David Simpson

I'm Joining the Assembla Team

Posted on March 26, 2014

It has been far too long since my last post, you'll learn why below. This year i'm going to do a much better job of documenting my thoughts on designing and developing user experiences to share with others.

But first, I have a few big things to talk about. It has been a wild-and-crazy year. After moving to Cambridge to be closer to HubSpot - a few months after that I proposed to the love of my life!

I have now moved back to Salem to be with my fiancé and our new puppy - Oreo. I am really excited to be be getting married this October to this amazing and beautiful woman. I am a very lucky guy.

And now we have all that personal stuff out of the way - let me catch you up on my professional life;

Signing off at HubSpot

For the last year and a half at HubSpot, I have had a great opportunity to learn and grow. As everyone knows, HubSpot is growing fast and getting ready to go public. While I was there I was able to accomplish a lot of great feats for the Product Marketing team. After this, it was time to hand the baton off.

I was really fortunate to meet and work with some incredible people there across many teams. There is no question that HubSpot has some great talent in Cambridge.

Deep down this just wasn't the right spot for me because of my desire to transition onto a Product team. At HubSpot they are a little too far down the path to want to join the product ship - so I set out to find a smaller startup that I could come in on - and be a key player in.

After at least a month of searching and interviewing, I found what I think is the perfect fit. And that company is Assembla.

What is Assembla?

Assembla was founded in 2005 in order to recruit and manage distributed development teams. They worked with commercial startups, and they adopted some of the tools and practices that make open-source teams effective.

Today, joining the Assembla team means being trusted by over one million users in 100+ countries. We now deliver innovative tools and processes for the cloud era, based on the idea of continuous delivery. We are moving teams from the typical Scrum agile toward something that is more continuous, distributed, and scalable.
——————
WRITTEN TASKS>
1) Reproduce the passage of the Assembla post between "Assembla was founded" and "distributed, and scalable.", inclusive.
2) In what year was Assembla founded, according to the Assembla post?
Rely only on the Assembla post above.

RECORDED INFORMATION>
——————
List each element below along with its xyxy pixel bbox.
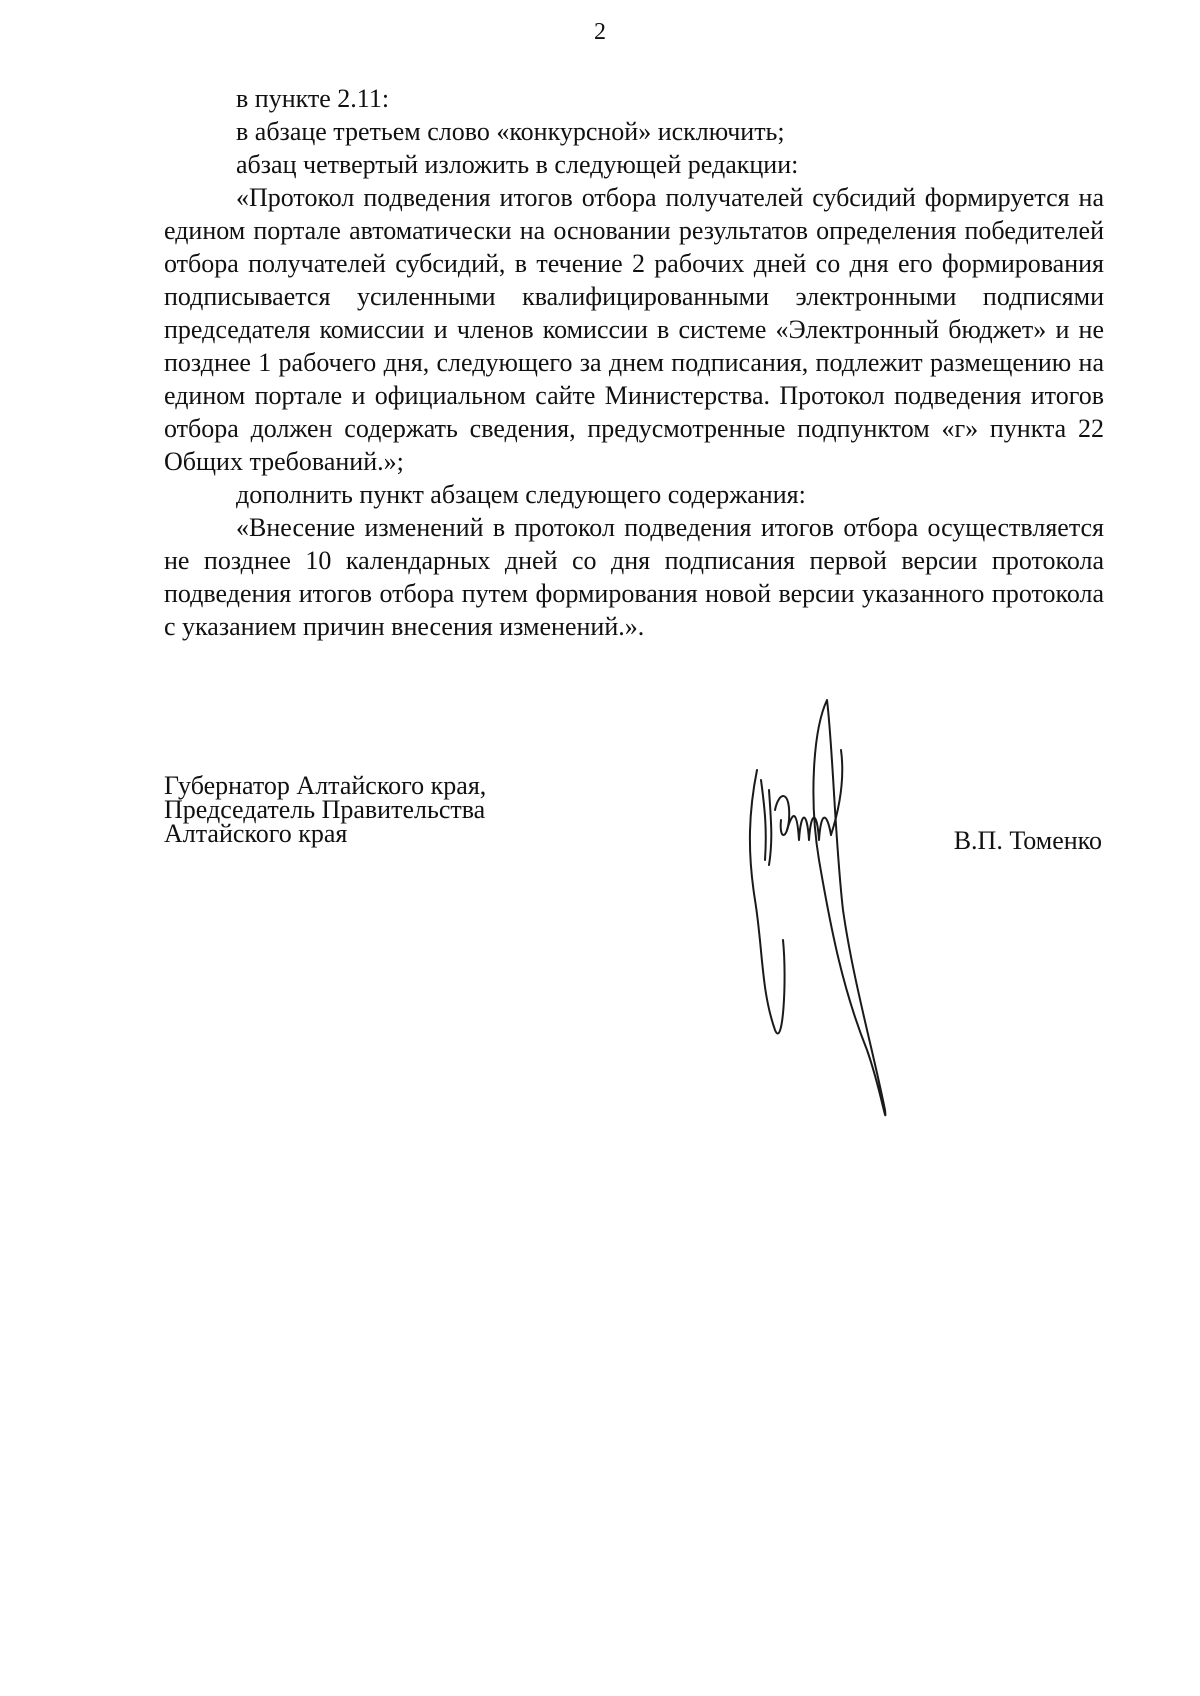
——————
SOLVED TASKS>
1)
Assembla was founded in 2005 in order to recruit and manage distributed development teams. They worked with commercial startups, and they adopted some of the tools and practices that make open-source teams effective.

Today, joining the Assembla team means being trusted by over one million users in 100+ countries. We now deliver innovative tools and processes for the cloud era, based on the idea of continuous delivery. We are moving teams from the typical Scrum agile toward something that is more continuous, distributed, and scalable.

2) 2005